_Written exercise_
Give every line again exactly as it appears, please, but not the pictures.

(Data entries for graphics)
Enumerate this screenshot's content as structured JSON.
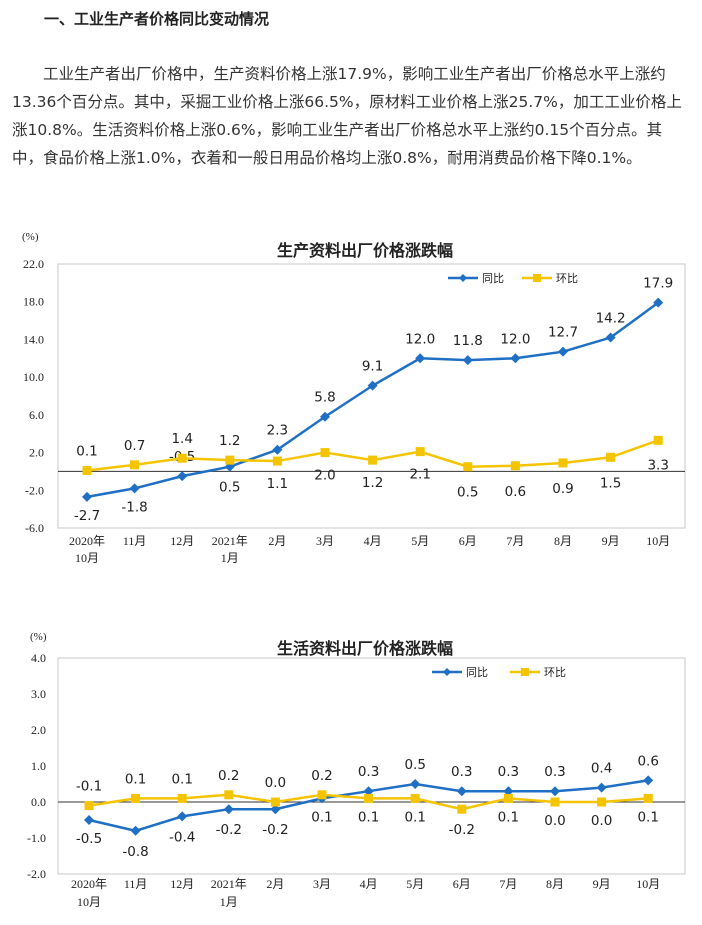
{
  "heading": "一、工业生产者价格同比变动情况",
  "paragraph": "工业生产者出厂价格中，生产资料价格上涨17.9%，影响工业生产者出厂价格总水平上涨约13.36个百分点。其中，采掘工业价格上涨66.5%，原材料工业价格上涨25.7%，加工工业价格上涨10.8%。生活资料价格上涨0.6%，影响工业生产者出厂价格总水平上涨约0.15个百分点。其中，食品价格上涨1.0%，衣着和一般日用品价格均上涨0.8%，耐用消费品价格下降0.1%。",
  "colors": {
    "yoy": "#1f6fc5",
    "mom": "#f5c400",
    "axis": "#333333",
    "frame": "#c8c8c8"
  },
  "chart_data": [
    {
      "type": "line",
      "title": "生产资料出厂价格涨跌幅",
      "unit": "(%)",
      "categories": [
        "2020年\n10月",
        "11月",
        "12月",
        "2021年\n1月",
        "2月",
        "3月",
        "4月",
        "5月",
        "6月",
        "7月",
        "8月",
        "9月",
        "10月"
      ],
      "ylim": [
        -6.0,
        22.0
      ],
      "yticks": [
        "-6.0",
        "-2.0",
        "2.0",
        "6.0",
        "10.0",
        "14.0",
        "18.0",
        "22.0"
      ],
      "legend_position": "top-right",
      "series": [
        {
          "name": "同比",
          "values": [
            -2.7,
            -1.8,
            -0.5,
            0.5,
            2.3,
            5.8,
            9.1,
            12.0,
            11.8,
            12.0,
            12.7,
            14.2,
            17.9
          ],
          "labels": [
            "-2.7",
            "-1.8",
            "-0.5",
            "0.5",
            "2.3",
            "5.8",
            "9.1",
            "12.0",
            "11.8",
            "12.0",
            "12.7",
            "14.2",
            "17.9"
          ]
        },
        {
          "name": "环比",
          "values": [
            0.1,
            0.7,
            1.4,
            1.2,
            1.1,
            2.0,
            1.2,
            2.1,
            0.5,
            0.6,
            0.9,
            1.5,
            3.3
          ],
          "labels": [
            "0.1",
            "0.7",
            "1.4",
            "1.2",
            "1.1",
            "2.0",
            "1.2",
            "2.1",
            "0.5",
            "0.6",
            "0.9",
            "1.5",
            "3.3"
          ]
        }
      ]
    },
    {
      "type": "line",
      "title": "生活资料出厂价格涨跌幅",
      "unit": "(%)",
      "categories": [
        "2020年\n10月",
        "11月",
        "12月",
        "2021年\n1月",
        "2月",
        "3月",
        "4月",
        "5月",
        "6月",
        "7月",
        "8月",
        "9月",
        "10月"
      ],
      "ylim": [
        -2.0,
        4.0
      ],
      "yticks": [
        "-2.0",
        "-1.0",
        "0.0",
        "1.0",
        "2.0",
        "3.0",
        "4.0"
      ],
      "legend_position": "top-right",
      "series": [
        {
          "name": "同比",
          "values": [
            -0.5,
            -0.8,
            -0.4,
            -0.2,
            -0.2,
            0.1,
            0.3,
            0.5,
            0.3,
            0.3,
            0.3,
            0.4,
            0.6
          ],
          "labels": [
            "-0.5",
            "-0.8",
            "-0.4",
            "-0.2",
            "-0.2",
            "0.1",
            "0.3",
            "0.5",
            "0.3",
            "0.3",
            "0.3",
            "0.4",
            "0.6"
          ]
        },
        {
          "name": "环比",
          "values": [
            -0.1,
            0.1,
            0.1,
            0.2,
            0.0,
            0.2,
            0.1,
            0.1,
            -0.2,
            0.1,
            0.0,
            0.0,
            0.1
          ],
          "labels": [
            "-0.1",
            "0.1",
            "0.1",
            "0.2",
            "0.0",
            "0.2",
            "0.1",
            "0.1",
            "-0.2",
            "0.1",
            "0.0",
            "0.0",
            "0.1"
          ]
        }
      ]
    }
  ]
}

_Output for this exercise_
Enumerate this screenshot's content as structured JSON.
{
  "heading": "一、工业生产者价格同比变动情况",
  "paragraph": "工业生产者出厂价格中，生产资料价格上涨17.9%，影响工业生产者出厂价格总水平上涨约13.36个百分点。其中，采掘工业价格上涨66.5%，原材料工业价格上涨25.7%，加工工业价格上涨10.8%。生活资料价格上涨0.6%，影响工业生产者出厂价格总水平上涨约0.15个百分点。其中，食品价格上涨1.0%，衣着和一般日用品价格均上涨0.8%，耐用消费品价格下降0.1%。",
  "colors": {
    "yoy": "#1f6fc5",
    "mom": "#f5c400",
    "axis": "#333333",
    "frame": "#c8c8c8"
  },
  "chart_data": [
    {
      "type": "line",
      "title": "生产资料出厂价格涨跌幅",
      "unit": "(%)",
      "categories": [
        "2020年\n10月",
        "11月",
        "12月",
        "2021年\n1月",
        "2月",
        "3月",
        "4月",
        "5月",
        "6月",
        "7月",
        "8月",
        "9月",
        "10月"
      ],
      "ylim": [
        -6.0,
        22.0
      ],
      "yticks": [
        "-6.0",
        "-2.0",
        "2.0",
        "6.0",
        "10.0",
        "14.0",
        "18.0",
        "22.0"
      ],
      "legend_position": "top-right",
      "series": [
        {
          "name": "同比",
          "values": [
            -2.7,
            -1.8,
            -0.5,
            0.5,
            2.3,
            5.8,
            9.1,
            12.0,
            11.8,
            12.0,
            12.7,
            14.2,
            17.9
          ],
          "labels": [
            "-2.7",
            "-1.8",
            "-0.5",
            "0.5",
            "2.3",
            "5.8",
            "9.1",
            "12.0",
            "11.8",
            "12.0",
            "12.7",
            "14.2",
            "17.9"
          ]
        },
        {
          "name": "环比",
          "values": [
            0.1,
            0.7,
            1.4,
            1.2,
            1.1,
            2.0,
            1.2,
            2.1,
            0.5,
            0.6,
            0.9,
            1.5,
            3.3
          ],
          "labels": [
            "0.1",
            "0.7",
            "1.4",
            "1.2",
            "1.1",
            "2.0",
            "1.2",
            "2.1",
            "0.5",
            "0.6",
            "0.9",
            "1.5",
            "3.3"
          ]
        }
      ]
    },
    {
      "type": "line",
      "title": "生活资料出厂价格涨跌幅",
      "unit": "(%)",
      "categories": [
        "2020年\n10月",
        "11月",
        "12月",
        "2021年\n1月",
        "2月",
        "3月",
        "4月",
        "5月",
        "6月",
        "7月",
        "8月",
        "9月",
        "10月"
      ],
      "ylim": [
        -2.0,
        4.0
      ],
      "yticks": [
        "-2.0",
        "-1.0",
        "0.0",
        "1.0",
        "2.0",
        "3.0",
        "4.0"
      ],
      "legend_position": "top-right",
      "series": [
        {
          "name": "同比",
          "values": [
            -0.5,
            -0.8,
            -0.4,
            -0.2,
            -0.2,
            0.1,
            0.3,
            0.5,
            0.3,
            0.3,
            0.3,
            0.4,
            0.6
          ],
          "labels": [
            "-0.5",
            "-0.8",
            "-0.4",
            "-0.2",
            "-0.2",
            "0.1",
            "0.3",
            "0.5",
            "0.3",
            "0.3",
            "0.3",
            "0.4",
            "0.6"
          ]
        },
        {
          "name": "环比",
          "values": [
            -0.1,
            0.1,
            0.1,
            0.2,
            0.0,
            0.2,
            0.1,
            0.1,
            -0.2,
            0.1,
            0.0,
            0.0,
            0.1
          ],
          "labels": [
            "-0.1",
            "0.1",
            "0.1",
            "0.2",
            "0.0",
            "0.2",
            "0.1",
            "0.1",
            "-0.2",
            "0.1",
            "0.0",
            "0.0",
            "0.1"
          ]
        }
      ]
    }
  ]
}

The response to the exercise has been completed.